### STATED GOAL
Determine how many lines hold "this" and give only that number.

### PROVIDED ENTRIES

/---

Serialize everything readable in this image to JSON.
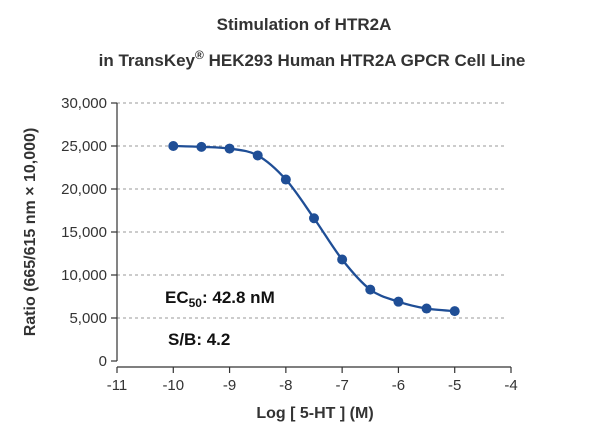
{
  "chart_data": {
    "type": "line",
    "title_line1": "Stimulation of  HTR2A",
    "title_line2_prefix": "in TransKey",
    "title_line2_reg": "®",
    "title_line2_suffix": " HEK293 Human HTR2A GPCR Cell Line",
    "xlabel": "Log [ 5-HT ]  (M)",
    "ylabel": "Ratio (665/615 nm × 10,000)",
    "xlim": [
      -11,
      -4
    ],
    "ylim": [
      0,
      30000
    ],
    "xticks": [
      "-11",
      "-10",
      "-9",
      "-8",
      "-7",
      "-6",
      "-5",
      "-4"
    ],
    "yticks": [
      "0",
      "5,000",
      "10,000",
      "15,000",
      "20,000",
      "25,000",
      "30,000"
    ],
    "grid": "horizontal dashed",
    "series": [
      {
        "x": [
          -10,
          -9.5,
          -9,
          -8.5,
          -8,
          -7.5,
          -7,
          -6.5,
          -6,
          -5.5,
          -5
        ],
        "values": [
          25000,
          24900,
          24700,
          23900,
          21100,
          16600,
          11800,
          8300,
          6900,
          6100,
          5800
        ]
      }
    ],
    "annotations": {
      "ec50_prefix": "EC",
      "ec50_sub": "50",
      "ec50_value": ": 42.8 nM",
      "sb": "S/B: 4.2"
    },
    "colors": {
      "series": "#1f4e96",
      "axis": "#333333",
      "grid": "#9a9a9a"
    }
  }
}
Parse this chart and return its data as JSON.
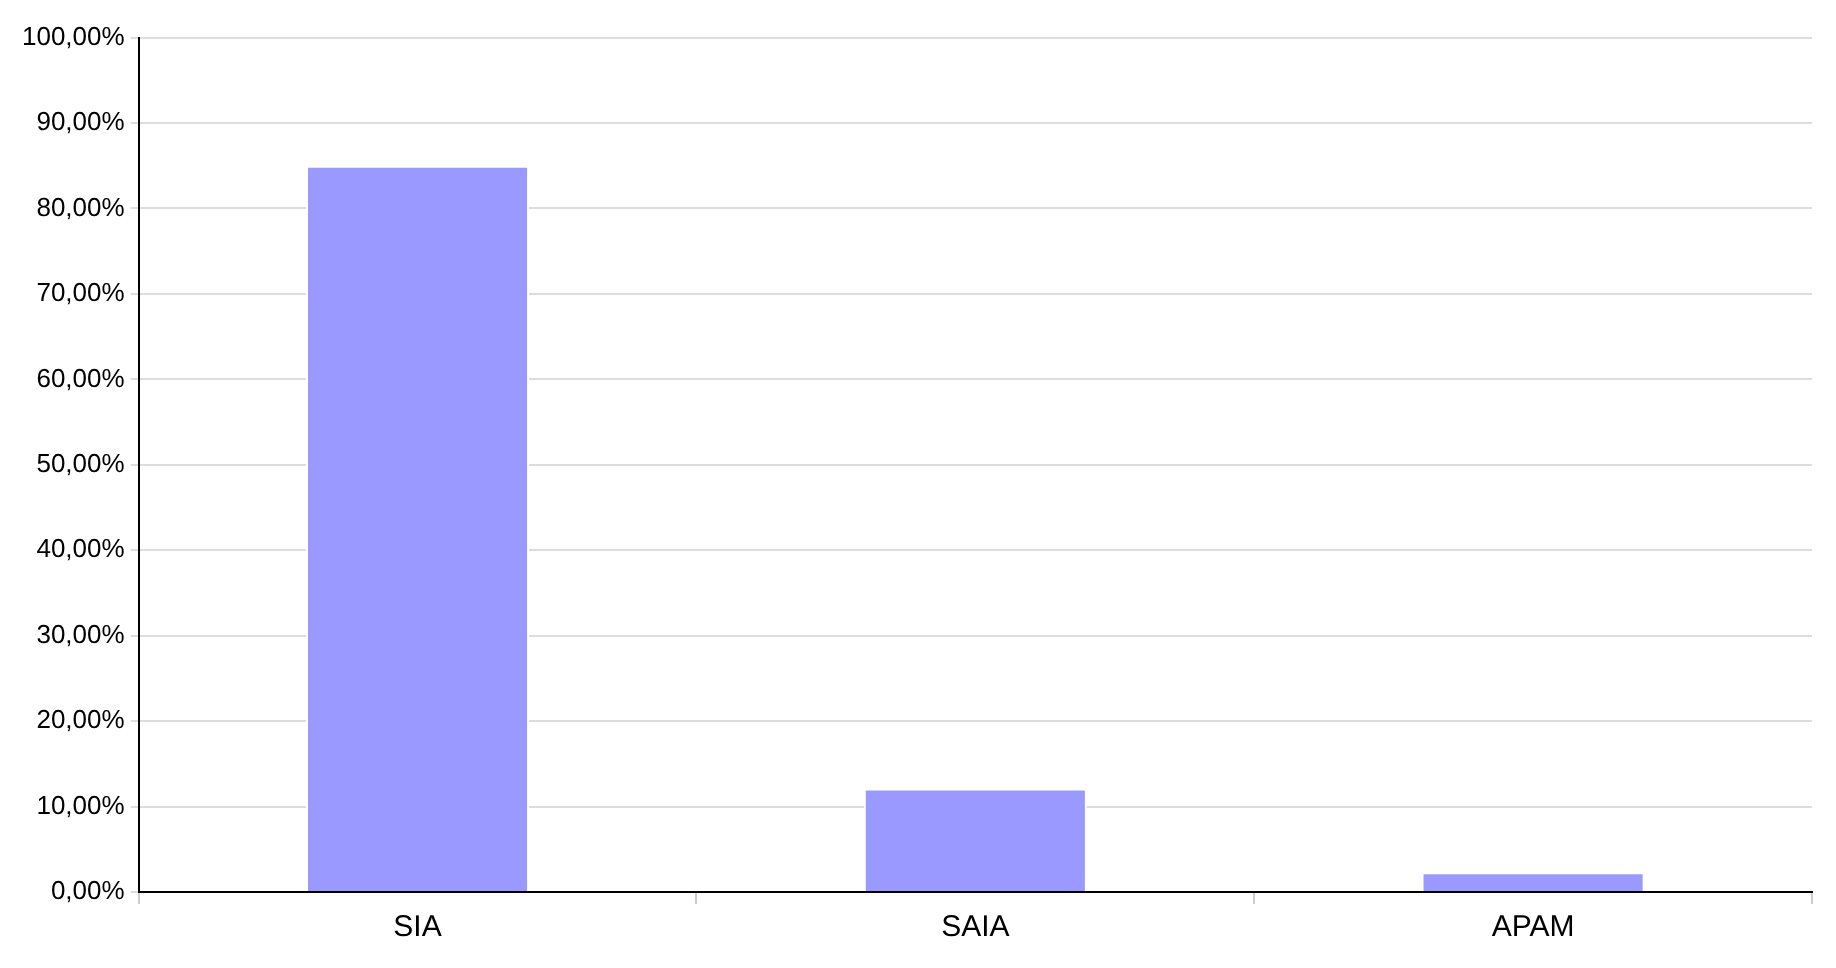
{
  "chart_data": {
    "type": "bar",
    "categories": [
      "SIA",
      "SAIA",
      "APAM"
    ],
    "values": [
      85,
      12.1,
      2.3
    ],
    "color": "#9999ff",
    "ylim": [
      0,
      100
    ],
    "yticks": [
      {
        "value": 0,
        "label": "0,00%"
      },
      {
        "value": 10,
        "label": "10,00%"
      },
      {
        "value": 20,
        "label": "20,00%"
      },
      {
        "value": 30,
        "label": "30,00%"
      },
      {
        "value": 40,
        "label": "40,00%"
      },
      {
        "value": 50,
        "label": "50,00%"
      },
      {
        "value": 60,
        "label": "60,00%"
      },
      {
        "value": 70,
        "label": "70,00%"
      },
      {
        "value": 80,
        "label": "80,00%"
      },
      {
        "value": 90,
        "label": "90,00%"
      },
      {
        "value": 100,
        "label": "100,00%"
      }
    ],
    "grid": "y",
    "legend": false
  }
}
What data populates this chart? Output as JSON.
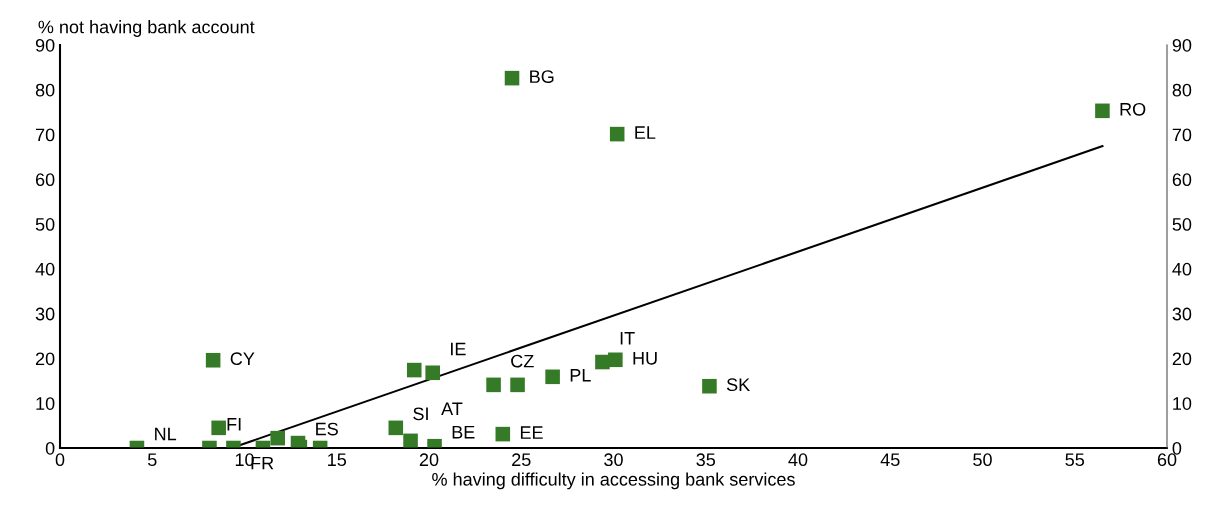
{
  "chart_data": {
    "type": "scatter",
    "xlabel": "% having difficulty in accessing bank services",
    "ylabel": "% not having bank account",
    "series": [
      {
        "color": "#357a26",
        "marker": "square",
        "x": [
          4.17,
          8.1,
          9.4,
          11.0,
          11.8,
          12.9,
          13.0,
          14.1,
          8.6,
          8.3,
          19.2,
          20.2,
          23.5,
          24.8,
          18.2,
          19.0,
          20.3,
          24.0,
          26.7,
          29.4,
          30.1,
          35.2,
          24.5,
          30.2,
          56.5
        ],
        "values": [
          0,
          0,
          0,
          0,
          2.2,
          1.1,
          0.2,
          0,
          4.5,
          19.6,
          17.4,
          16.8,
          14.1,
          14.1,
          4.5,
          1.6,
          0.4,
          3.1,
          15.9,
          19.2,
          19.7,
          13.8,
          82.6,
          70.1,
          75.3
        ]
      },
      {
        "type": "line",
        "color": "#000000",
        "marker": "none",
        "x": [
          9.3,
          56.5
        ],
        "values": [
          0,
          67.4
        ]
      }
    ],
    "annotations": [
      {
        "text": "NL",
        "x": 4.17,
        "y": 0
      },
      {
        "text": "FI",
        "x": 8.1,
        "y": 0
      },
      {
        "text": "FR",
        "x": 9.4,
        "y": 0
      },
      {
        "text": "ES",
        "x": 12.9,
        "y": 1.1
      },
      {
        "text": "CY",
        "x": 8.3,
        "y": 19.6
      },
      {
        "text": "IE",
        "x": 20.2,
        "y": 16.8
      },
      {
        "text": "CZ",
        "x": 23.5,
        "y": 14.1
      },
      {
        "text": "SI",
        "x": 18.2,
        "y": 4.5
      },
      {
        "text": "AT",
        "x": 19.0,
        "y": 1.6
      },
      {
        "text": "BE",
        "x": 20.3,
        "y": 0.4
      },
      {
        "text": "EE",
        "x": 24.0,
        "y": 3.1
      },
      {
        "text": "PL",
        "x": 26.7,
        "y": 15.9
      },
      {
        "text": "IT",
        "x": 29.4,
        "y": 19.2
      },
      {
        "text": "HU",
        "x": 30.1,
        "y": 19.7
      },
      {
        "text": "SK",
        "x": 35.2,
        "y": 13.8
      },
      {
        "text": "BG",
        "x": 24.5,
        "y": 82.6
      },
      {
        "text": "EL",
        "x": 30.2,
        "y": 70.1
      },
      {
        "text": "RO",
        "x": 56.5,
        "y": 75.3
      }
    ],
    "xlim": [
      0,
      60
    ],
    "xticks": [
      0,
      5,
      10,
      15,
      20,
      25,
      30,
      35,
      40,
      45,
      50,
      55,
      60
    ],
    "ylim": [
      0,
      90
    ],
    "yticks": [
      0,
      10,
      20,
      30,
      40,
      50,
      60,
      70,
      80,
      90
    ],
    "y2lim": [
      0,
      90
    ],
    "y2ticks": [
      0,
      10,
      20,
      30,
      40,
      50,
      60,
      70,
      80,
      90
    ],
    "grid": false,
    "legend": false
  }
}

\---

### EXPECTED ANSWER
3